---------- ENTRIES

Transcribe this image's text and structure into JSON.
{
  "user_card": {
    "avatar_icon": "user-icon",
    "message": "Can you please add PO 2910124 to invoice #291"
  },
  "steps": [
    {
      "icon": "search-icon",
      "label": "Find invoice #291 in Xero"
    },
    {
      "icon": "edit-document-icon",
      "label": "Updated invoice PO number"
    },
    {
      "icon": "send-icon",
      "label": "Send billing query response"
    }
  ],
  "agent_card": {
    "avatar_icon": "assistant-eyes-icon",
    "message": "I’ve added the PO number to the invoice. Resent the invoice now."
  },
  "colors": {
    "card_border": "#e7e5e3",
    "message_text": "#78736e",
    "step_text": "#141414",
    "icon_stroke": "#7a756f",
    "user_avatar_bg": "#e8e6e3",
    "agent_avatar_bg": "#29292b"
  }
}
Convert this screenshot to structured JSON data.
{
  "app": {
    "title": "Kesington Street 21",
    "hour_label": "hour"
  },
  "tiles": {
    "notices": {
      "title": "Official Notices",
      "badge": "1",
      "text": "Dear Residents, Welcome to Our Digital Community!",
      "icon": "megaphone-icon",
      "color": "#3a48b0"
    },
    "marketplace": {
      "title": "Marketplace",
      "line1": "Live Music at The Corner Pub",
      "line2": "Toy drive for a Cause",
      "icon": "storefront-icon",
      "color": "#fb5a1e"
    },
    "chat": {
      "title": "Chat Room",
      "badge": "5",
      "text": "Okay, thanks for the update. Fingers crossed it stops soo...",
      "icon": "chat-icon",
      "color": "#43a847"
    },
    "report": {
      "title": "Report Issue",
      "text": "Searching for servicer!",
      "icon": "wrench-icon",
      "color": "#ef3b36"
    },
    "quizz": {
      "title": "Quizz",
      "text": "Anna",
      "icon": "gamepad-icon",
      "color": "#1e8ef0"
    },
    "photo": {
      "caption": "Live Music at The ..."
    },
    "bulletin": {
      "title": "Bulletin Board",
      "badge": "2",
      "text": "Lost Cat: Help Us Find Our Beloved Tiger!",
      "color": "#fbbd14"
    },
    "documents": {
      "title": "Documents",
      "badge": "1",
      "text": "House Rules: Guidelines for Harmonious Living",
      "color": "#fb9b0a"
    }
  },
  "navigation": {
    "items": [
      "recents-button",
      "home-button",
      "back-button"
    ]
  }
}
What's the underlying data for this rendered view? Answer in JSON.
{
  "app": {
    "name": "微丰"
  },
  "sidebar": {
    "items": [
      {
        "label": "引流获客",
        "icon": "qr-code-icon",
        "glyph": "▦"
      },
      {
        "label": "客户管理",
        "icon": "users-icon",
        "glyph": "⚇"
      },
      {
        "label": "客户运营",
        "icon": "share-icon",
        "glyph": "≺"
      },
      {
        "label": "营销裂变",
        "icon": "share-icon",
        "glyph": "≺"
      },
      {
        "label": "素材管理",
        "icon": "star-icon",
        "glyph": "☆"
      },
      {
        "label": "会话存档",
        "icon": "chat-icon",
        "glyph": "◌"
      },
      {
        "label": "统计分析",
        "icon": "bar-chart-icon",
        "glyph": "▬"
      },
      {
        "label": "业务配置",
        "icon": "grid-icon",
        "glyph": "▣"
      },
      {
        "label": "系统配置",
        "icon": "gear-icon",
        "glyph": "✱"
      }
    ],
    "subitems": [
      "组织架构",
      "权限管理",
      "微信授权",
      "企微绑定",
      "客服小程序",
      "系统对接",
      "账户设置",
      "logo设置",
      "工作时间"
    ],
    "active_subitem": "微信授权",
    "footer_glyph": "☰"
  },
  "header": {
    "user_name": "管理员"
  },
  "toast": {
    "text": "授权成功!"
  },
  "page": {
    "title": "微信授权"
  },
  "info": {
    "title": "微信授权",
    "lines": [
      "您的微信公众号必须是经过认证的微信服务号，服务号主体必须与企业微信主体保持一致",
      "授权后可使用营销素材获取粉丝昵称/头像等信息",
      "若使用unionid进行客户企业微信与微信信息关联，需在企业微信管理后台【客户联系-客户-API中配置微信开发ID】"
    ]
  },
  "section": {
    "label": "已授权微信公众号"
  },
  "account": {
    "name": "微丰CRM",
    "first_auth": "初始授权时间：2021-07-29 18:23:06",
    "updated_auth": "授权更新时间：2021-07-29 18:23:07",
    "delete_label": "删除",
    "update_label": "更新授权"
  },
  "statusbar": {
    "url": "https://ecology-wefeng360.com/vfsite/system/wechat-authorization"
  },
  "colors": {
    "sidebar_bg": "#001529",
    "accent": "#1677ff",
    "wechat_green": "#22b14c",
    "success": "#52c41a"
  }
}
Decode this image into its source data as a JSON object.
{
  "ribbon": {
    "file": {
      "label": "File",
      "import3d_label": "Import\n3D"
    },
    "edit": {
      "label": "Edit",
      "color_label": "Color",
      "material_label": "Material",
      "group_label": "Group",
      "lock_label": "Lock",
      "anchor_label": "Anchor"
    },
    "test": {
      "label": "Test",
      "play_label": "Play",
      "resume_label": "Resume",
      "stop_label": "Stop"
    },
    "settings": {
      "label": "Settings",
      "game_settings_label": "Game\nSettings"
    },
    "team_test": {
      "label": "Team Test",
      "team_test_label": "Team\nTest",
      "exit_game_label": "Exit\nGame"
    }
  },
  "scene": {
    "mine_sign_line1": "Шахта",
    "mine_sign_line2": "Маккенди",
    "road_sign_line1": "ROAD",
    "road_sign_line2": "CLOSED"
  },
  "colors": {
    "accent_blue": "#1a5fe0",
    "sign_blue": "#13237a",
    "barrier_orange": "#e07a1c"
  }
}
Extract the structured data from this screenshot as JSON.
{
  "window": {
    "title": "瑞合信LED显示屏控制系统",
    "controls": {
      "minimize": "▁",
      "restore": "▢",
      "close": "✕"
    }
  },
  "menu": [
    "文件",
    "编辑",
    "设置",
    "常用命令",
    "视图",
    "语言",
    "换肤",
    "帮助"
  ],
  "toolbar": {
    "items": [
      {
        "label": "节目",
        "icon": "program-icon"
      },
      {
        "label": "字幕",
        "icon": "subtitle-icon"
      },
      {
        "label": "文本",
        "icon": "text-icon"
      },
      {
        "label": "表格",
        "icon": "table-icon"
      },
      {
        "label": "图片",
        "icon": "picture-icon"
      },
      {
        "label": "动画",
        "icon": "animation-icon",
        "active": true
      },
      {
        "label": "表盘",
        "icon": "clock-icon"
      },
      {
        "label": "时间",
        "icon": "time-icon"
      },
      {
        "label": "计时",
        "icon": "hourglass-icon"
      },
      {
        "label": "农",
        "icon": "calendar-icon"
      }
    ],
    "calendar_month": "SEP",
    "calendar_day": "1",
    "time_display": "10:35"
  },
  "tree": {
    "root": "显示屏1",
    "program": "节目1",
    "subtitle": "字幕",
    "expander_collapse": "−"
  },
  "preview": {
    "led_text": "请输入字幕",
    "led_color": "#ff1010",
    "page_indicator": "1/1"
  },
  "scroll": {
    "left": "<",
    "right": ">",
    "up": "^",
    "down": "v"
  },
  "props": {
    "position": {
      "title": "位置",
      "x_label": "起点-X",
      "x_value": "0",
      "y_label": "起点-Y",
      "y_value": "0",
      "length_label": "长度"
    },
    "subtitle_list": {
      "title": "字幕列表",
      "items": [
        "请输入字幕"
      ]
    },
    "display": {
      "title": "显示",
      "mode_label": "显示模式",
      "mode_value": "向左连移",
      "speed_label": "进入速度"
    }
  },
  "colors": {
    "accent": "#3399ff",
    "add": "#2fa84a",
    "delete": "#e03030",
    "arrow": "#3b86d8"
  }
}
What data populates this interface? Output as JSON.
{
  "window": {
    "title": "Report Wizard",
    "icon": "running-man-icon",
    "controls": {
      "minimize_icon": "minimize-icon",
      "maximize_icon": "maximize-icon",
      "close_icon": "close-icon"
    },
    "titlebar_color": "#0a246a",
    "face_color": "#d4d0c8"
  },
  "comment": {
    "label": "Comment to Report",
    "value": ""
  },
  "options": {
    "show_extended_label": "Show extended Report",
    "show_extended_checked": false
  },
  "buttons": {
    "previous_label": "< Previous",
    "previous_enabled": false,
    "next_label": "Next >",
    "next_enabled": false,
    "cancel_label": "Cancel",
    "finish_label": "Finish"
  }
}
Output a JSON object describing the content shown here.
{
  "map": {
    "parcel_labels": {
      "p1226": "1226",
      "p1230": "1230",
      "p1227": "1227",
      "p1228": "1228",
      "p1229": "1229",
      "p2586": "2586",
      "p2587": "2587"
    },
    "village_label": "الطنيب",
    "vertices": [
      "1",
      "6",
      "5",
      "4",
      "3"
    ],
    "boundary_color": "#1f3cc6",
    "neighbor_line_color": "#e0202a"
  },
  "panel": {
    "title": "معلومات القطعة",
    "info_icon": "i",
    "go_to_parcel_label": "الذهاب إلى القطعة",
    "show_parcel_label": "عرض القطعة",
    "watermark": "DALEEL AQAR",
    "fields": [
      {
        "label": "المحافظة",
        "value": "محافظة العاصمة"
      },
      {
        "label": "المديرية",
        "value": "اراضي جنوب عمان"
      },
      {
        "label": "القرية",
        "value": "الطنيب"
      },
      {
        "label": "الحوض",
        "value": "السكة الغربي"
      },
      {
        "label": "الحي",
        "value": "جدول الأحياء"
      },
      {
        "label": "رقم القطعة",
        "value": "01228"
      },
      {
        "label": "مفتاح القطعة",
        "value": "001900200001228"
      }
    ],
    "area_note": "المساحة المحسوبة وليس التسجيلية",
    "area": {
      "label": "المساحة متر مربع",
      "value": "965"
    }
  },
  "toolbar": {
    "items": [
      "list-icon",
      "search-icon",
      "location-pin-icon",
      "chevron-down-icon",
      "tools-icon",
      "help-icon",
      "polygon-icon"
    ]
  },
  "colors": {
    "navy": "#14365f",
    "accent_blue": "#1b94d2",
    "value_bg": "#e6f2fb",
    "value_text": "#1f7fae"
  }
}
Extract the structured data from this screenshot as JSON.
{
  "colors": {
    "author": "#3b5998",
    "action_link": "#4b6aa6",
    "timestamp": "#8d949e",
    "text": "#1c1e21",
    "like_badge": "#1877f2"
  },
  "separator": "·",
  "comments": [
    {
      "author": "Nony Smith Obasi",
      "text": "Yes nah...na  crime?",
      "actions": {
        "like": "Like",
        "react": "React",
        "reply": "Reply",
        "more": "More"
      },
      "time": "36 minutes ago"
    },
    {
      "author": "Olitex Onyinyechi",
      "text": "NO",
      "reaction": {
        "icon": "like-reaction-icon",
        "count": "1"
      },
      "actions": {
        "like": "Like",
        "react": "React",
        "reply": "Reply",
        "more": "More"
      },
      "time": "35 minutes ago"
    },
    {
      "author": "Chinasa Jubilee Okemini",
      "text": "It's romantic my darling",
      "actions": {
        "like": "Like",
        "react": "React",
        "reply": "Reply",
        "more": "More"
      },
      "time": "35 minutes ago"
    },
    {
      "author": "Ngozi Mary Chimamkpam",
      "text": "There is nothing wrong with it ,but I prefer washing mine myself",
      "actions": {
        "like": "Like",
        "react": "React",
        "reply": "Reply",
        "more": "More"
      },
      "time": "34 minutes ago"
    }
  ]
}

--------------------

→ CHALLENGE
Copy each line of the records above that carries the word "القطعة".

→ FINISHED TASK
    "title": "معلومات القطعة",
    "go_to_parcel_label": "الذهاب إلى القطعة",
    "show_parcel_label": "عرض القطعة",
        "label": "رقم القطعة",
        "label": "مفتاح القطعة",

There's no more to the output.